_TASK TO CARRY OUT_:
Extract the records in full, leaving every picture out.

# # #

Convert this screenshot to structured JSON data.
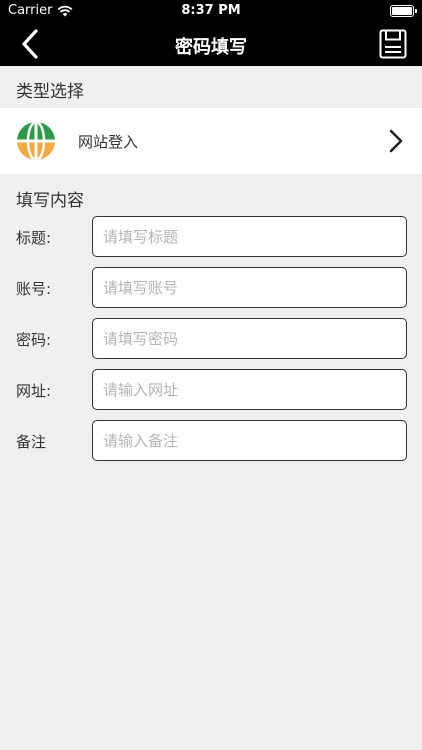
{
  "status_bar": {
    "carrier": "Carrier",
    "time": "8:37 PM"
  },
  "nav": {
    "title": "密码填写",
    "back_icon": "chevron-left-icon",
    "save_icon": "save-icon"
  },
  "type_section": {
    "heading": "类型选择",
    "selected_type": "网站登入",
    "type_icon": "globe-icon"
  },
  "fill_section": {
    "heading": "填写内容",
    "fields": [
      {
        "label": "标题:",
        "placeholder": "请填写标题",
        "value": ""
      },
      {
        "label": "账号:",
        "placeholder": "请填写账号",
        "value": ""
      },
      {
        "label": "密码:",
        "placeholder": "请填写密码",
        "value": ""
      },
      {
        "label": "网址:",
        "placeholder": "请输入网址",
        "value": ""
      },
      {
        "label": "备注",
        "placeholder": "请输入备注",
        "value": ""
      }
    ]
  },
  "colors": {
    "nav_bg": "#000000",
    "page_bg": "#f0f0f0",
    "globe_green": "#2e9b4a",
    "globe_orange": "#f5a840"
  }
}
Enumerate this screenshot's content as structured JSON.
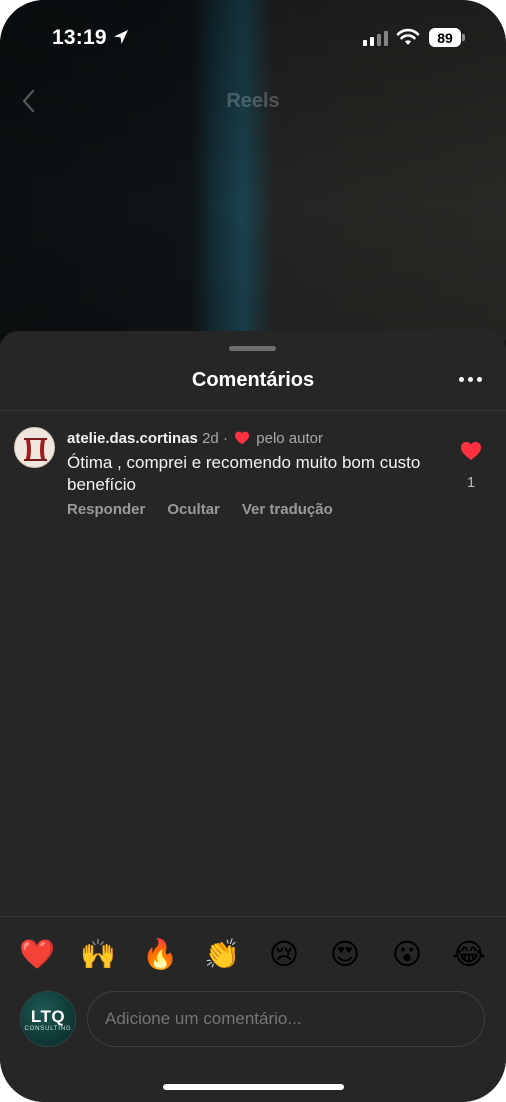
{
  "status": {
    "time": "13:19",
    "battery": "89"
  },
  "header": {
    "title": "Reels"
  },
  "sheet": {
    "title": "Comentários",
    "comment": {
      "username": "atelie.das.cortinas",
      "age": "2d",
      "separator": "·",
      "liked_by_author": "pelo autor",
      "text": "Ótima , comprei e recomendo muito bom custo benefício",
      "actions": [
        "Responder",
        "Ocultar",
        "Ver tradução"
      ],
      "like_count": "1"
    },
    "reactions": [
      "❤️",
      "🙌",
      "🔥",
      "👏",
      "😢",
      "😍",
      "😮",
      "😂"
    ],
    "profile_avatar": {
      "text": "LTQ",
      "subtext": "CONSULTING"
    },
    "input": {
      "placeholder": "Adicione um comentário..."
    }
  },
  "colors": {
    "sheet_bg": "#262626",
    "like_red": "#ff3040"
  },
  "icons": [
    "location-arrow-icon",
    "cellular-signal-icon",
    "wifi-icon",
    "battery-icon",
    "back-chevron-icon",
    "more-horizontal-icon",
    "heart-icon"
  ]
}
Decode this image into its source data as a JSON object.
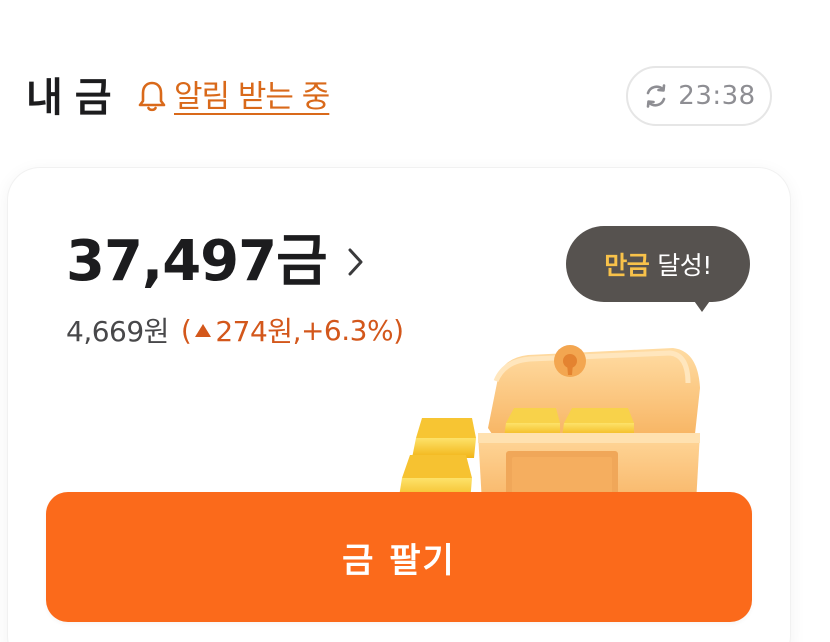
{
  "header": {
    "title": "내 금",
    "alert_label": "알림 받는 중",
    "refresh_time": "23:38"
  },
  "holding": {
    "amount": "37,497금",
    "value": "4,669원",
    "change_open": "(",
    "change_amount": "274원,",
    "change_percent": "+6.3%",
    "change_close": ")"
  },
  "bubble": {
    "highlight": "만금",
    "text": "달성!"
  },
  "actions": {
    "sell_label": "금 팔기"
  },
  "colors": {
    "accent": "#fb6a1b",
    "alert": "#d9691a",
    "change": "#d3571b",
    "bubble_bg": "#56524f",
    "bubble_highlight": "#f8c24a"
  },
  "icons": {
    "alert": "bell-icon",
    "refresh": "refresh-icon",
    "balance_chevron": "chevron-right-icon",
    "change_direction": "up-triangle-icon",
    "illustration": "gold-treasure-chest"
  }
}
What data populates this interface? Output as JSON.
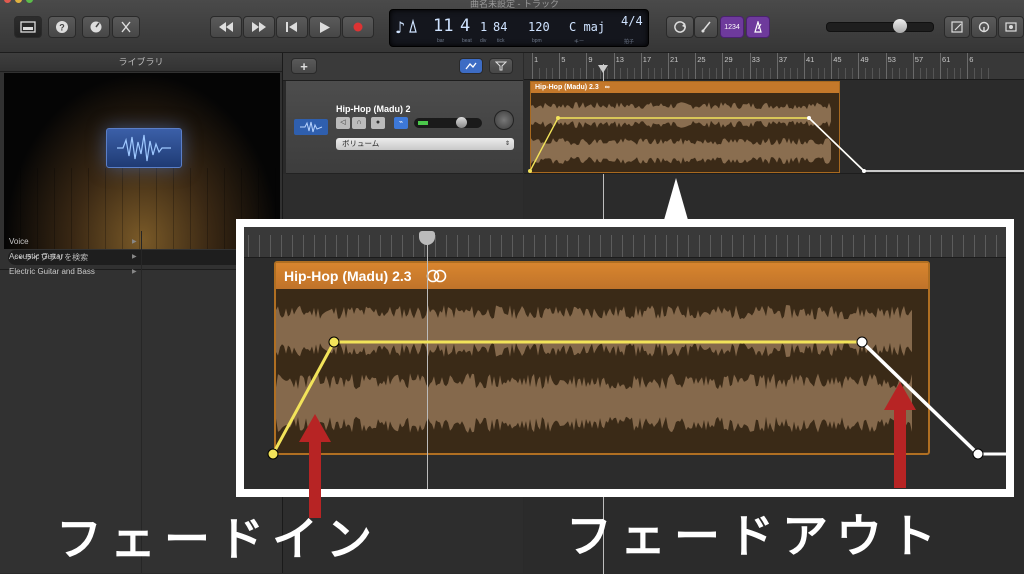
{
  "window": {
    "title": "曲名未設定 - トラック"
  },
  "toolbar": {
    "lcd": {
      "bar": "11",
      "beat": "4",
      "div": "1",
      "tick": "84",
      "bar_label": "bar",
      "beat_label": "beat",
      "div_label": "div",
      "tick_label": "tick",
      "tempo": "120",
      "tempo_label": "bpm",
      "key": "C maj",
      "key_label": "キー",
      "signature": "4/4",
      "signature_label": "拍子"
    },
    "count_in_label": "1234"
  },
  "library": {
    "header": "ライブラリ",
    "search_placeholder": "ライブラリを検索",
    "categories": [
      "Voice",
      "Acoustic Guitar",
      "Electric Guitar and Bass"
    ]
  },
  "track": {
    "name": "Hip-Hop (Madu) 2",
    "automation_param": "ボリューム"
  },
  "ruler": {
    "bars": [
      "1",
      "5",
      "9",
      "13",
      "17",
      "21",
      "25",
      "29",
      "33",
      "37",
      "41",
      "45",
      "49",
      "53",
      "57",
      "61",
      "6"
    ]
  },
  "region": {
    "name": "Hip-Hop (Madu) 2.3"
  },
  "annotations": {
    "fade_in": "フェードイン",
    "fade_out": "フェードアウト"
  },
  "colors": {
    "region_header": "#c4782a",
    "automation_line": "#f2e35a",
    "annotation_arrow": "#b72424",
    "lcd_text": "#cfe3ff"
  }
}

# # #

_EXERCISE OUTPUT_:
Convert this screenshot to structured JSON data.
{
  "status_bar": {
    "carrier": "Carrier",
    "time": "8:37 PM"
  },
  "nav": {
    "title": "密码填写",
    "back_icon": "chevron-left-icon",
    "save_icon": "save-icon"
  },
  "type_section": {
    "heading": "类型选择",
    "selected_type": "网站登入",
    "type_icon": "globe-icon"
  },
  "fill_section": {
    "heading": "填写内容",
    "fields": [
      {
        "label": "标题:",
        "placeholder": "请填写标题",
        "value": ""
      },
      {
        "label": "账号:",
        "placeholder": "请填写账号",
        "value": ""
      },
      {
        "label": "密码:",
        "placeholder": "请填写密码",
        "value": ""
      },
      {
        "label": "网址:",
        "placeholder": "请输入网址",
        "value": ""
      },
      {
        "label": "备注",
        "placeholder": "请输入备注",
        "value": ""
      }
    ]
  },
  "colors": {
    "nav_bg": "#000000",
    "page_bg": "#f0f0f0",
    "globe_green": "#2e9b4a",
    "globe_orange": "#f5a840"
  }
}
Enumerate this screenshot's content as structured JSON.
{
  "status": {
    "time": "13:19",
    "battery": "89"
  },
  "header": {
    "title": "Reels"
  },
  "sheet": {
    "title": "Comentários",
    "comment": {
      "username": "atelie.das.cortinas",
      "age": "2d",
      "separator": "·",
      "liked_by_author": "pelo autor",
      "text": "Ótima , comprei e recomendo muito bom custo benefício",
      "actions": [
        "Responder",
        "Ocultar",
        "Ver tradução"
      ],
      "like_count": "1"
    },
    "reactions": [
      "❤️",
      "🙌",
      "🔥",
      "👏",
      "😢",
      "😍",
      "😮",
      "😂"
    ],
    "profile_avatar": {
      "text": "LTQ",
      "subtext": "CONSULTING"
    },
    "input": {
      "placeholder": "Adicione um comentário..."
    }
  },
  "colors": {
    "sheet_bg": "#262626",
    "like_red": "#ff3040"
  },
  "icons": [
    "location-arrow-icon",
    "cellular-signal-icon",
    "wifi-icon",
    "battery-icon",
    "back-chevron-icon",
    "more-horizontal-icon",
    "heart-icon"
  ]
}
Decode this image into its source data as a JSON object.
{
  "header": {
    "title": "내 금",
    "alert_label": "알림 받는 중",
    "refresh_time": "23:38"
  },
  "holding": {
    "amount": "37,497금",
    "value": "4,669원",
    "change_open": "(",
    "change_amount": "274원,",
    "change_percent": "+6.3%",
    "change_close": ")"
  },
  "bubble": {
    "highlight": "만금",
    "text": "달성!"
  },
  "actions": {
    "sell_label": "금 팔기"
  },
  "colors": {
    "accent": "#fb6a1b",
    "alert": "#d9691a",
    "change": "#d3571b",
    "bubble_bg": "#56524f",
    "bubble_highlight": "#f8c24a"
  },
  "icons": {
    "alert": "bell-icon",
    "refresh": "refresh-icon",
    "balance_chevron": "chevron-right-icon",
    "change_direction": "up-triangle-icon",
    "illustration": "gold-treasure-chest"
  }
}
What data populates this interface? Output as JSON.
{
  "window": {
    "title": "曲名未設定 - トラック"
  },
  "toolbar": {
    "lcd": {
      "bar": "11",
      "beat": "4",
      "div": "1",
      "tick": "84",
      "bar_label": "bar",
      "beat_label": "beat",
      "div_label": "div",
      "tick_label": "tick",
      "tempo": "120",
      "tempo_label": "bpm",
      "key": "C maj",
      "key_label": "キー",
      "signature": "4/4",
      "signature_label": "拍子"
    },
    "count_in_label": "1234"
  },
  "library": {
    "header": "ライブラリ",
    "search_placeholder": "ライブラリを検索",
    "categories": [
      "Voice",
      "Acoustic Guitar",
      "Electric Guitar and Bass"
    ]
  },
  "track": {
    "name": "Hip-Hop (Madu) 2",
    "automation_param": "ボリューム"
  },
  "ruler": {
    "bars": [
      "1",
      "5",
      "9",
      "13",
      "17",
      "21",
      "25",
      "29",
      "33",
      "37",
      "41",
      "45",
      "49",
      "53",
      "57",
      "61",
      "6"
    ]
  },
  "region": {
    "name": "Hip-Hop (Madu) 2.3"
  },
  "annotations": {
    "fade_in": "フェードイン",
    "fade_out": "フェードアウト"
  },
  "colors": {
    "region_header": "#c4782a",
    "automation_line": "#f2e35a",
    "annotation_arrow": "#b72424",
    "lcd_text": "#cfe3ff"
  }
}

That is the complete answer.